Source data
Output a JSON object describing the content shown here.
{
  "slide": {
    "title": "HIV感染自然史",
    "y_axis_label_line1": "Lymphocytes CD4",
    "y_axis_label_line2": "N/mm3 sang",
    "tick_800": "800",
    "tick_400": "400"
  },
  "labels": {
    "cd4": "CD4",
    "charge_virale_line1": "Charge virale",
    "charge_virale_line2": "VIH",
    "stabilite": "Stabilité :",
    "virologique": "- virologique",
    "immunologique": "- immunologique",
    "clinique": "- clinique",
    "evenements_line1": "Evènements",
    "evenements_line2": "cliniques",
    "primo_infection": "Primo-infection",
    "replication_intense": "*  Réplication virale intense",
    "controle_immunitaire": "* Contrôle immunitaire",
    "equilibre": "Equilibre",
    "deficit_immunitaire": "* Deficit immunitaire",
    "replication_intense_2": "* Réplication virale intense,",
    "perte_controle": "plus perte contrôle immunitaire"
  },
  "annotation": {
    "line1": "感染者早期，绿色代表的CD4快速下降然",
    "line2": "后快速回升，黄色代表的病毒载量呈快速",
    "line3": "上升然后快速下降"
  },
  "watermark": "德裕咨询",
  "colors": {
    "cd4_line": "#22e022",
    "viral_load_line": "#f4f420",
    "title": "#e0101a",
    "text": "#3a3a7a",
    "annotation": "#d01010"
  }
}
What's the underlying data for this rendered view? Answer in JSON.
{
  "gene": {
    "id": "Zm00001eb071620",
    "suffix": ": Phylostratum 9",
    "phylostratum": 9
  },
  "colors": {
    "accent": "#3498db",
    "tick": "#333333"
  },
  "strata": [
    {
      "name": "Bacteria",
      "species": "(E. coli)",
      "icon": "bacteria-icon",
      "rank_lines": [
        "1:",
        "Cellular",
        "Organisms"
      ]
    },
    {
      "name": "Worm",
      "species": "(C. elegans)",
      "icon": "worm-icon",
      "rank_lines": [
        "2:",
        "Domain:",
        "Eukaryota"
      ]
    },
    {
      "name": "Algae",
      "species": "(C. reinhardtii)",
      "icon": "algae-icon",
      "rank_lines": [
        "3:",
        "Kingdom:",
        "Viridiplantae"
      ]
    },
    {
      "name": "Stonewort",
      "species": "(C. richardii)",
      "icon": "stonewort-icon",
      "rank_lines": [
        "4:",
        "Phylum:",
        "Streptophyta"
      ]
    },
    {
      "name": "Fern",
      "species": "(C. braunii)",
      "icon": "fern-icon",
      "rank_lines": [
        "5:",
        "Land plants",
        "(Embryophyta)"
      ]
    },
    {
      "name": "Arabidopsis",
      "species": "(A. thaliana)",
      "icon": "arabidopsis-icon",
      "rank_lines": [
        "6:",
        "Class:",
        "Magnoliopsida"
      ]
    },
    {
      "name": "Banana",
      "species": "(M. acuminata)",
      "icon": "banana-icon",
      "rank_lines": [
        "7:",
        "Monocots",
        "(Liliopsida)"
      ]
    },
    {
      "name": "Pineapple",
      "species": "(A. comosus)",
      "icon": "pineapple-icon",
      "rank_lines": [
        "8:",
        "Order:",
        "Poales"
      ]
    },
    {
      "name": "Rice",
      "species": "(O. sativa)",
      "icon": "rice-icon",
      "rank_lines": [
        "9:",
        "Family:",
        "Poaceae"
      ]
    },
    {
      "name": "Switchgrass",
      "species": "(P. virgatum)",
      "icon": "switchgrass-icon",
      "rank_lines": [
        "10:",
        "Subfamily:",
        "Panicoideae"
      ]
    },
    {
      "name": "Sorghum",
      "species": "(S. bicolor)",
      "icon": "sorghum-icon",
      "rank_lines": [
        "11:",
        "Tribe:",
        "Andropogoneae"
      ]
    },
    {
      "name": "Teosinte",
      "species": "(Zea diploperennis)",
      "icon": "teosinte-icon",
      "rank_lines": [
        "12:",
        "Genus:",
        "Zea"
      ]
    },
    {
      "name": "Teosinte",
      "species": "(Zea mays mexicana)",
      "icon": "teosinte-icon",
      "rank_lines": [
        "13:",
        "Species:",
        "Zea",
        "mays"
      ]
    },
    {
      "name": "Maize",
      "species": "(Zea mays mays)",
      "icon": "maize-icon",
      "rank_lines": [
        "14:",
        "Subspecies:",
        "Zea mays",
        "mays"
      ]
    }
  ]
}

...

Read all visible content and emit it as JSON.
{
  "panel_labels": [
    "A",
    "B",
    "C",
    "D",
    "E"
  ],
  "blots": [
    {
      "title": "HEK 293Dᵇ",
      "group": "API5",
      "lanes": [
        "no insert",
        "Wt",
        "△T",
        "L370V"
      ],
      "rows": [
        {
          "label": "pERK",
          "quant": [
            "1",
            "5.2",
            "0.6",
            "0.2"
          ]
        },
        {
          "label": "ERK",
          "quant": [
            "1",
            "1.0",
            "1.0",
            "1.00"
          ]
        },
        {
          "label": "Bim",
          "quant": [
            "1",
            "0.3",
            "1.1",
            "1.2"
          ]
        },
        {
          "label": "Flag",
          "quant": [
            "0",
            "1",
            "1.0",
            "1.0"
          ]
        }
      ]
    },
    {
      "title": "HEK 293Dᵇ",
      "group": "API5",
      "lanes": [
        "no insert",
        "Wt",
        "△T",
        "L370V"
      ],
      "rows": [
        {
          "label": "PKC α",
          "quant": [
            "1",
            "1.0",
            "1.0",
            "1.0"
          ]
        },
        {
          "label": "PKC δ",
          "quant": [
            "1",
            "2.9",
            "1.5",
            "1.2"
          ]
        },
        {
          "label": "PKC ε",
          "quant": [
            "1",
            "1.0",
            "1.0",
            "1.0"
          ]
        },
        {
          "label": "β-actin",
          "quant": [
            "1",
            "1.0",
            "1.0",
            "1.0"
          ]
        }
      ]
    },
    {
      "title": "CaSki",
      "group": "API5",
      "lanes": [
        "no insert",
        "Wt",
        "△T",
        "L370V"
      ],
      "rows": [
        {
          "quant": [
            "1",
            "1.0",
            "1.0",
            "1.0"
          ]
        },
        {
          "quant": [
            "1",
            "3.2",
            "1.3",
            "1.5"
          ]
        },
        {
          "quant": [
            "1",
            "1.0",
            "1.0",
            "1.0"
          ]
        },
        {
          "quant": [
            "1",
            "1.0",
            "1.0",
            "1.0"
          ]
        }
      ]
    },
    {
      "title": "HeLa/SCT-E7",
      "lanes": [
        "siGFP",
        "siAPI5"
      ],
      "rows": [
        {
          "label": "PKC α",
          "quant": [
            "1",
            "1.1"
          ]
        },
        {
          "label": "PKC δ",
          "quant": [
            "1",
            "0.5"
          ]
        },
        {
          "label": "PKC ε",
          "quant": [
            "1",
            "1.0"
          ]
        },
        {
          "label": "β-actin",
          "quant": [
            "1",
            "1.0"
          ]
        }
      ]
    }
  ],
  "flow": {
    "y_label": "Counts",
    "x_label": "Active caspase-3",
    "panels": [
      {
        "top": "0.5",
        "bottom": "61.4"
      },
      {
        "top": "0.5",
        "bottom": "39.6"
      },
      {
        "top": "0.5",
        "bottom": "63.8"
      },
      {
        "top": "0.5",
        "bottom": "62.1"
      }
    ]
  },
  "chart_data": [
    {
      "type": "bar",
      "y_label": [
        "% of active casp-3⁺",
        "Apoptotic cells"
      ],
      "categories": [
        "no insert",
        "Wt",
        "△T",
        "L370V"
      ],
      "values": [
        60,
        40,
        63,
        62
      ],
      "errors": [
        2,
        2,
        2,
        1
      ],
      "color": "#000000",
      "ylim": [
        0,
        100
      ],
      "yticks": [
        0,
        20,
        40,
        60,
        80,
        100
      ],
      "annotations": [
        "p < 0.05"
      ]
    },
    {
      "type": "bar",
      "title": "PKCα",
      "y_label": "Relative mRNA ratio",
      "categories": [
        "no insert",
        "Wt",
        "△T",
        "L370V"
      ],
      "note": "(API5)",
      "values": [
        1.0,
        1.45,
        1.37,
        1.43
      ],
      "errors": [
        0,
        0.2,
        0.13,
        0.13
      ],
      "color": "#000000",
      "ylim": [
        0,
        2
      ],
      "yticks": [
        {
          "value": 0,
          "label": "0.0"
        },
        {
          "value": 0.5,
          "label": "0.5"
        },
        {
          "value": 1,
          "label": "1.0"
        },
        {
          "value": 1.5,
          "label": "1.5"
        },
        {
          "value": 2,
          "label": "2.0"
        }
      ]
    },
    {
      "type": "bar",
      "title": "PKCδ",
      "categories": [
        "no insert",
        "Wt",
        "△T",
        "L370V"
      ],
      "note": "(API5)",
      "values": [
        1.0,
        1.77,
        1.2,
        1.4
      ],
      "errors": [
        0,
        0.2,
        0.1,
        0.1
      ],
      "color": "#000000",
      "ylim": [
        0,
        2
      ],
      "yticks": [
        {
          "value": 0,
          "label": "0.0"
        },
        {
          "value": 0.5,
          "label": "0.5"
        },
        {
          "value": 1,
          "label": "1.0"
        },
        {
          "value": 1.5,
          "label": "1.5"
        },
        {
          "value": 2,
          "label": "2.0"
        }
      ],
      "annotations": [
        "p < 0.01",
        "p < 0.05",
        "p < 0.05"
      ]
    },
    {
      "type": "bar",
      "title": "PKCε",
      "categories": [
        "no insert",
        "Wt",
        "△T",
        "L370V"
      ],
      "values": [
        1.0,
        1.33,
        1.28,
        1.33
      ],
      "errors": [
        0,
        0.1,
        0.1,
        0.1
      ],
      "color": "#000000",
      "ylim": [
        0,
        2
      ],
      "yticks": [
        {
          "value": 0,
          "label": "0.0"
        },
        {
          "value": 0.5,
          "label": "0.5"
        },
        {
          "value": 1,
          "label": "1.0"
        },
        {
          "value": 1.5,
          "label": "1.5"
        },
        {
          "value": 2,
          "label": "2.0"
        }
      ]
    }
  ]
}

---

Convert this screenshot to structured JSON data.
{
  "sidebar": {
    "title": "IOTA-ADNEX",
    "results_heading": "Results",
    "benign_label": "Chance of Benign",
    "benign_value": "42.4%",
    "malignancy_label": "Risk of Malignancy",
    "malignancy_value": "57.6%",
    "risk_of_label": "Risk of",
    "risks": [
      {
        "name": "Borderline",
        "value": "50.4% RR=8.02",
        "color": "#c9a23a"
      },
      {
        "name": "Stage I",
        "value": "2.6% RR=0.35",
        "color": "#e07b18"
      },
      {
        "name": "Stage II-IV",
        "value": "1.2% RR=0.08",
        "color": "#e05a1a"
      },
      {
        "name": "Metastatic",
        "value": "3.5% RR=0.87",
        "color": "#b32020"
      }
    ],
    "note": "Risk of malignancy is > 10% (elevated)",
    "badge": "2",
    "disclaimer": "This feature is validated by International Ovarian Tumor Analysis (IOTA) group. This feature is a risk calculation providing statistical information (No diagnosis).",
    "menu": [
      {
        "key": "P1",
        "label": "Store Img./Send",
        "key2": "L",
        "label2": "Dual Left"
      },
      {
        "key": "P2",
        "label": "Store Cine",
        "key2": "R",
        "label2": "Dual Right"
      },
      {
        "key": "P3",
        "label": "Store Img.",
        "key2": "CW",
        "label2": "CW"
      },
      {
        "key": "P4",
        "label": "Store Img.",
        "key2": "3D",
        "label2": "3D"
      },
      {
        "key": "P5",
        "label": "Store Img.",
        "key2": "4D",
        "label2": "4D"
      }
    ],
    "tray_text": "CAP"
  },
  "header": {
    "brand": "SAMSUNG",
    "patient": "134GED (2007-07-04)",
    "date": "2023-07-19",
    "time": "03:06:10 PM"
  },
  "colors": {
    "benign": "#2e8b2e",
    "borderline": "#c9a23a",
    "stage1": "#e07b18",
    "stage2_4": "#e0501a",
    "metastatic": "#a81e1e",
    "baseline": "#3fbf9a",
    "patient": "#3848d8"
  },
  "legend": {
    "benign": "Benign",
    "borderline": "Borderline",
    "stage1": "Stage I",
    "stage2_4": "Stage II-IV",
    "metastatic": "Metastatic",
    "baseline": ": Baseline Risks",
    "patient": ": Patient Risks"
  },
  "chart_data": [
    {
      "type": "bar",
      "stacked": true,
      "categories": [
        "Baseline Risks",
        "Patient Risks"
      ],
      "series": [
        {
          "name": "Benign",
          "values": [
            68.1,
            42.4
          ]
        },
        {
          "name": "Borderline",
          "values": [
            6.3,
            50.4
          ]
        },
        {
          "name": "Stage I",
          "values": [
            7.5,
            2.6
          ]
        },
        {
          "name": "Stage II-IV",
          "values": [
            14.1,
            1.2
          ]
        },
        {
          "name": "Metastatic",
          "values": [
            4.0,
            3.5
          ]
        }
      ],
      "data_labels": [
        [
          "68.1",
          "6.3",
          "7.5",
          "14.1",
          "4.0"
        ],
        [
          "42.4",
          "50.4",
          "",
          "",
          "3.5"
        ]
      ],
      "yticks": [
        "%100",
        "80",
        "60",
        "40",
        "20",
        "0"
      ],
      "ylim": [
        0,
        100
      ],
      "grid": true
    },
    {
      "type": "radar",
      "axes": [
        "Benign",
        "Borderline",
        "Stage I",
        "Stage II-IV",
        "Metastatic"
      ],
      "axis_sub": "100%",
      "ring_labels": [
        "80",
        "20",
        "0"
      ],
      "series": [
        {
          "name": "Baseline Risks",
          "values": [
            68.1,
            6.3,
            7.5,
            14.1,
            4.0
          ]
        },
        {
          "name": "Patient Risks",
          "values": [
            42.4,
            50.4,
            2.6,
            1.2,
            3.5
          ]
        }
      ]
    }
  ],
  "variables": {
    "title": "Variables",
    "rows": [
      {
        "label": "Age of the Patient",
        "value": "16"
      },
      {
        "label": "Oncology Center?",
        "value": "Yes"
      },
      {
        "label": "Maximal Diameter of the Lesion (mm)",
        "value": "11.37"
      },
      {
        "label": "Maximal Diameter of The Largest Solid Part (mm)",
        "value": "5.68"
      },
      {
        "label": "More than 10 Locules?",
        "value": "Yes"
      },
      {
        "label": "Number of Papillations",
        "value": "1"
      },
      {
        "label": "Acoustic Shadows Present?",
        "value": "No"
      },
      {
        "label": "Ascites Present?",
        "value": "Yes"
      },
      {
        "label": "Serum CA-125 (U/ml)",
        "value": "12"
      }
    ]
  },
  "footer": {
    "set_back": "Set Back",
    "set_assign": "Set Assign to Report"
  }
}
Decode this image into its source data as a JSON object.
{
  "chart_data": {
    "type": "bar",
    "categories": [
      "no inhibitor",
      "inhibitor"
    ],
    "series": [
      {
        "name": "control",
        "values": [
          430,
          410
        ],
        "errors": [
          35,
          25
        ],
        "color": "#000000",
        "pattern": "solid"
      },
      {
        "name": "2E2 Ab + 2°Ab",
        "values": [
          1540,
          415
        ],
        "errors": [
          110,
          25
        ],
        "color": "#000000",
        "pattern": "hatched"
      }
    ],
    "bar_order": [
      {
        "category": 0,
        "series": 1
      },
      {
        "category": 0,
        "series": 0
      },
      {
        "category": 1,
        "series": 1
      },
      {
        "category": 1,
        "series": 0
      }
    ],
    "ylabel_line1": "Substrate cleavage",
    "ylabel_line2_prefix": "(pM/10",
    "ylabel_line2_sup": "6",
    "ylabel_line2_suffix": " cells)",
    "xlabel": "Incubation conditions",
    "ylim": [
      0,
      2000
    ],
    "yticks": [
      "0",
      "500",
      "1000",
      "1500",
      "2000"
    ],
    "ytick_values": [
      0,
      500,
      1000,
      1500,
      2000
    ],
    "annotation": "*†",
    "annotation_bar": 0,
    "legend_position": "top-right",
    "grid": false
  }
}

#### TASK
Copy out, from the data above, each line where the string "title" is present.

#### RESPONSE BOX
    "title": "HIV感染自然史",
    "title": "#e0101a",
      "title": "HEK 293Dᵇ",
      "title": "HEK 293Dᵇ",
      "title": "CaSki",
      "title": "HeLa/SCT-E7",
      "title": "PKCα",
      "title": "PKCδ",
      "title": "PKCε",
    "title": "IOTA-ADNEX",
    "title": "Variables",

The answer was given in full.